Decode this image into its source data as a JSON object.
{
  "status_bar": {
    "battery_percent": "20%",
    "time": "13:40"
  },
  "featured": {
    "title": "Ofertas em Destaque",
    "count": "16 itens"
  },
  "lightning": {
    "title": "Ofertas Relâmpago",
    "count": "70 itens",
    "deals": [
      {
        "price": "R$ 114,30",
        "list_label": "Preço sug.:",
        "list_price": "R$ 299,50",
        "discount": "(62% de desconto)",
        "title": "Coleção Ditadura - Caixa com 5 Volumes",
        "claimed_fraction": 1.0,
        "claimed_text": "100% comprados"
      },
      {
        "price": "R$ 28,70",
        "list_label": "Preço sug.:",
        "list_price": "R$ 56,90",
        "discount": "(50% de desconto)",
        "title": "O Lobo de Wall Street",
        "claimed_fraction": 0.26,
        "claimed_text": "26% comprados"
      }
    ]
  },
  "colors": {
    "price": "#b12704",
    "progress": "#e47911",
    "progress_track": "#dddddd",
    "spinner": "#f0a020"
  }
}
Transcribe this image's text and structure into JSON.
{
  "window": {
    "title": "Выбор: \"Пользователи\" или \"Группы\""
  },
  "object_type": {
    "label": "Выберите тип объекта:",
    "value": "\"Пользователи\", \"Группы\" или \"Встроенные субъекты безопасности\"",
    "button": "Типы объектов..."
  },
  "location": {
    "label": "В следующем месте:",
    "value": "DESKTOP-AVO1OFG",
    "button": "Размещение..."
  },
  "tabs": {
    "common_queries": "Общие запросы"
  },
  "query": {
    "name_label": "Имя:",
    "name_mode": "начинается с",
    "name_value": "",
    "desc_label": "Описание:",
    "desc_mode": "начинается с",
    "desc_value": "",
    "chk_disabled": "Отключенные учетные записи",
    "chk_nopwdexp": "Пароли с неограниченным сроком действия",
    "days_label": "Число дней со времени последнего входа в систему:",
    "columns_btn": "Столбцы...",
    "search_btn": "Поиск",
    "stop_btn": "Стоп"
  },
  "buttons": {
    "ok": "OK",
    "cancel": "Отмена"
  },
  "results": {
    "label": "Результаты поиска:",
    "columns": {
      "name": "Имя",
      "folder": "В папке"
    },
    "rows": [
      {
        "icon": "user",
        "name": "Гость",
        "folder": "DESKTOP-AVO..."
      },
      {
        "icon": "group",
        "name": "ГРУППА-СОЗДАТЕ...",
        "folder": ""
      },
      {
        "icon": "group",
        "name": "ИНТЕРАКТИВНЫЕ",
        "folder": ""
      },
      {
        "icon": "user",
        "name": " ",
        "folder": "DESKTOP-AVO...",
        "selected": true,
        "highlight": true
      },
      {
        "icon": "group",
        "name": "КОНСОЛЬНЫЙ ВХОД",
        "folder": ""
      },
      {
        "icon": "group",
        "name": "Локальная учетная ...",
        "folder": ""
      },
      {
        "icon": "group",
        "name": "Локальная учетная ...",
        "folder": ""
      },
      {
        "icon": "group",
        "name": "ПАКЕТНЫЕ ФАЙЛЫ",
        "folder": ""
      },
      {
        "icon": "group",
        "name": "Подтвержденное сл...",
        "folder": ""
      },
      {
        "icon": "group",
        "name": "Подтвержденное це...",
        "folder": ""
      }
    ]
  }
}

→ Exercise brief
Word for word, extract all the records.

→ Result of this exercise
Decode this image into its source data as a JSON object.
{
  "status_bar": {
    "battery_percent": "20%",
    "time": "13:40"
  },
  "featured": {
    "title": "Ofertas em Destaque",
    "count": "16 itens"
  },
  "lightning": {
    "title": "Ofertas Relâmpago",
    "count": "70 itens",
    "deals": [
      {
        "price": "R$ 114,30",
        "list_label": "Preço sug.:",
        "list_price": "R$ 299,50",
        "discount": "(62% de desconto)",
        "title": "Coleção Ditadura - Caixa com 5 Volumes",
        "claimed_fraction": 1.0,
        "claimed_text": "100% comprados"
      },
      {
        "price": "R$ 28,70",
        "list_label": "Preço sug.:",
        "list_price": "R$ 56,90",
        "discount": "(50% de desconto)",
        "title": "O Lobo de Wall Street",
        "claimed_fraction": 0.26,
        "claimed_text": "26% comprados"
      }
    ]
  },
  "colors": {
    "price": "#b12704",
    "progress": "#e47911",
    "progress_track": "#dddddd",
    "spinner": "#f0a020"
  }
}
Transcribe this image's text and structure into JSON.
{
  "window": {
    "title": "Выбор: \"Пользователи\" или \"Группы\""
  },
  "object_type": {
    "label": "Выберите тип объекта:",
    "value": "\"Пользователи\", \"Группы\" или \"Встроенные субъекты безопасности\"",
    "button": "Типы объектов..."
  },
  "location": {
    "label": "В следующем месте:",
    "value": "DESKTOP-AVO1OFG",
    "button": "Размещение..."
  },
  "tabs": {
    "common_queries": "Общие запросы"
  },
  "query": {
    "name_label": "Имя:",
    "name_mode": "начинается с",
    "name_value": "",
    "desc_label": "Описание:",
    "desc_mode": "начинается с",
    "desc_value": "",
    "chk_disabled": "Отключенные учетные записи",
    "chk_nopwdexp": "Пароли с неограниченным сроком действия",
    "days_label": "Число дней со времени последнего входа в систему:",
    "columns_btn": "Столбцы...",
    "search_btn": "Поиск",
    "stop_btn": "Стоп"
  },
  "buttons": {
    "ok": "OK",
    "cancel": "Отмена"
  },
  "results": {
    "label": "Результаты поиска:",
    "columns": {
      "name": "Имя",
      "folder": "В папке"
    },
    "rows": [
      {
        "icon": "user",
        "name": "Гость",
        "folder": "DESKTOP-AVO..."
      },
      {
        "icon": "group",
        "name": "ГРУППА-СОЗДАТЕ...",
        "folder": ""
      },
      {
        "icon": "group",
        "name": "ИНТЕРАКТИВНЫЕ",
        "folder": ""
      },
      {
        "icon": "user",
        "name": " ",
        "folder": "DESKTOP-AVO...",
        "selected": true,
        "highlight": true
      },
      {
        "icon": "group",
        "name": "КОНСОЛЬНЫЙ ВХОД",
        "folder": ""
      },
      {
        "icon": "group",
        "name": "Локальная учетная ...",
        "folder": ""
      },
      {
        "icon": "group",
        "name": "Локальная учетная ...",
        "folder": ""
      },
      {
        "icon": "group",
        "name": "ПАКЕТНЫЕ ФАЙЛЫ",
        "folder": ""
      },
      {
        "icon": "group",
        "name": "Подтвержденное сл...",
        "folder": ""
      },
      {
        "icon": "group",
        "name": "Подтвержденное це...",
        "folder": ""
      }
    ]
  }
}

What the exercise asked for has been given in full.